- [PROBLEM STATEMENT]: The listing below should be printed exactly, every line of it. Skip the pictures.

============

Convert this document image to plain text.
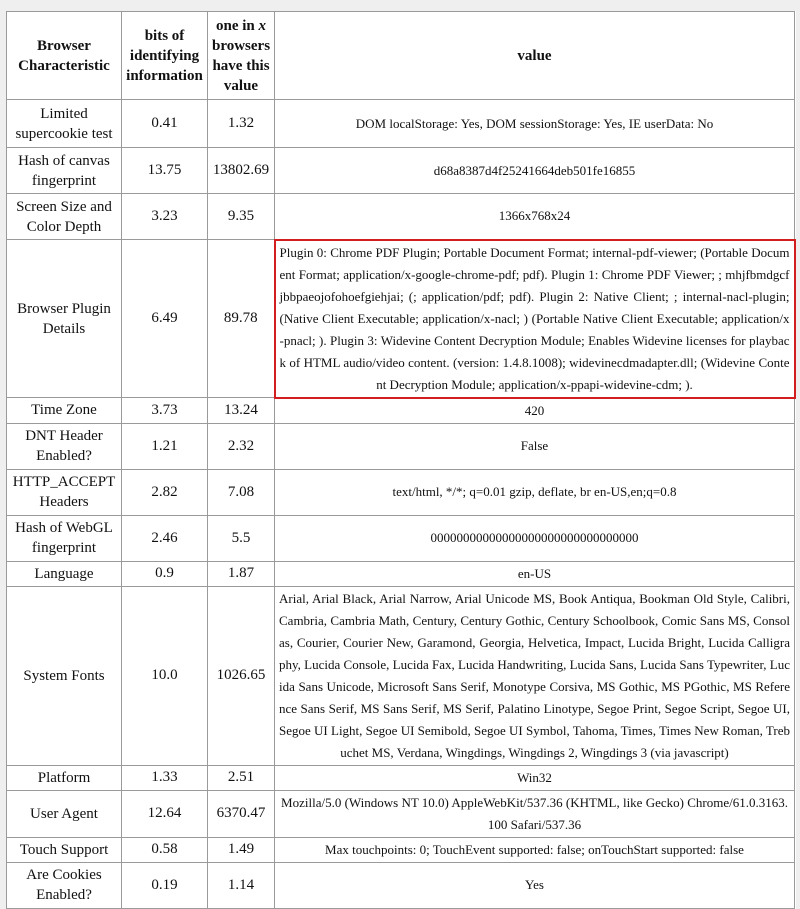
Browser Characteristic	bits of identifying information	one in x browsers have this value	value
Limited supercookie test	0.41	1.32	DOM localStorage: Yes, DOM sessionStorage: Yes, IE userData: No
Hash of canvas fingerprint	13.75	13802.69	d68a8387d4f25241664deb501fe16855
Screen Size and Color Depth	3.23	9.35	1366x768x24
Browser Plugin Details	6.49	89.78	Plugin 0: Chrome PDF Plugin; Portable Document Format; internal-pdf-viewer; (Portable Document Format; application/x-google-chrome-pdf; pdf). Plugin 1: Chrome PDF Viewer; ; mhjfbmdgcfjbbpaeojofohoefgiehjai; (; application/pdf; pdf). Plugin 2: Native Client; ; internal-nacl-plugin; (Native Client Executable; application/x-nacl; ) (Portable Native Client Executable; application/x-pnacl; ). Plugin 3: Widevine Content Decryption Module; Enables Widevine licenses for playback of HTML audio/video content. (version: 1.4.8.1008); widevinecdmadapter.dll; (Widevine Content Decryption Module; application/x-ppapi-widevine-cdm; ).
Time Zone	3.73	13.24	420
DNT Header Enabled?	1.21	2.32	False
HTTP_ACCEPT Headers	2.82	7.08	text/html, */*; q=0.01 gzip, deflate, br en-US,en;q=0.8
Hash of WebGL fingerprint	2.46	5.5	00000000000000000000000000000000
Language	0.9	1.87	en-US
System Fonts	10.0	1026.65	Arial, Arial Black, Arial Narrow, Arial Unicode MS, Book Antiqua, Bookman Old Style, Calibri, Cambria, Cambria Math, Century, Century Gothic, Century Schoolbook, Comic Sans MS, Consolas, Courier, Courier New, Garamond, Georgia, Helvetica, Impact, Lucida Bright, Lucida Calligraphy, Lucida Console, Lucida Fax, Lucida Handwriting, Lucida Sans, Lucida Sans Typewriter, Lucida Sans Unicode, Microsoft Sans Serif, Monotype Corsiva, MS Gothic, MS PGothic, MS Reference Sans Serif, MS Sans Serif, MS Serif, Palatino Linotype, Segoe Print, Segoe Script, Segoe UI, Segoe UI Light, Segoe UI Semibold, Segoe UI Symbol, Tahoma, Times, Times New Roman, Trebuchet MS, Verdana, Wingdings, Wingdings 2, Wingdings 3 (via javascript)
Platform	1.33	2.51	Win32
User Agent	12.64	6370.47	Mozilla/5.0 (Windows NT 10.0) AppleWebKit/537.36 (KHTML, like Gecko) Chrome/61.0.3163.100 Safari/537.36
Touch Support	0.58	1.49	Max touchpoints: 0; TouchEvent supported: false; onTouchStart supported: false
Are Cookies Enabled?	0.19	1.14	Yes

============

- [ANSWER BELOW]:
Convert this document image to plain text.
Browser Characteristic	bits of identifying information	one in x browsers have this value	value
Limited supercookie test	0.41	1.32	DOM localStorage: Yes, DOM sessionStorage: Yes, IE userData: No
Hash of canvas fingerprint	13.75	13802.69	d68a8387d4f25241664deb501fe16855
Screen Size and Color Depth	3.23	9.35	1366x768x24
Browser Plugin Details	6.49	89.78	Plugin 0: Chrome PDF Plugin; Portable Document Format; internal-pdf-viewer; (Portable Document Format; application/x-google-chrome-pdf; pdf). Plugin 1: Chrome PDF Viewer; ; mhjfbmdgcfjbbpaeojofohoefgiehjai; (; application/pdf; pdf). Plugin 2: Native Client; ; internal-nacl-plugin; (Native Client Executable; application/x-nacl; ) (Portable Native Client Executable; application/x-pnacl; ). Plugin 3: Widevine Content Decryption Module; Enables Widevine licenses for playback of HTML audio/video content. (version: 1.4.8.1008); widevinecdmadapter.dll; (Widevine Content Decryption Module; application/x-ppapi-widevine-cdm; ).
Time Zone	3.73	13.24	420
DNT Header Enabled?	1.21	2.32	False
HTTP_ACCEPT Headers	2.82	7.08	text/html, */*; q=0.01 gzip, deflate, br en-US,en;q=0.8
Hash of WebGL fingerprint	2.46	5.5	00000000000000000000000000000000
Language	0.9	1.87	en-US
System Fonts	10.0	1026.65	Arial, Arial Black, Arial Narrow, Arial Unicode MS, Book Antiqua, Bookman Old Style, Calibri, Cambria, Cambria Math, Century, Century Gothic, Century Schoolbook, Comic Sans MS, Consolas, Courier, Courier New, Garamond, Georgia, Helvetica, Impact, Lucida Bright, Lucida Calligraphy, Lucida Console, Lucida Fax, Lucida Handwriting, Lucida Sans, Lucida Sans Typewriter, Lucida Sans Unicode, Microsoft Sans Serif, Monotype Corsiva, MS Gothic, MS PGothic, MS Reference Sans Serif, MS Sans Serif, MS Serif, Palatino Linotype, Segoe Print, Segoe Script, Segoe UI, Segoe UI Light, Segoe UI Semibold, Segoe UI Symbol, Tahoma, Times, Times New Roman, Trebuchet MS, Verdana, Wingdings, Wingdings 2, Wingdings 3 (via javascript)
Platform	1.33	2.51	Win32
User Agent	12.64	6370.47	Mozilla/5.0 (Windows NT 10.0) AppleWebKit/537.36 (KHTML, like Gecko) Chrome/61.0.3163.100 Safari/537.36
Touch Support	0.58	1.49	Max touchpoints: 0; TouchEvent supported: false; onTouchStart supported: false
Are Cookies Enabled?	0.19	1.14	Yes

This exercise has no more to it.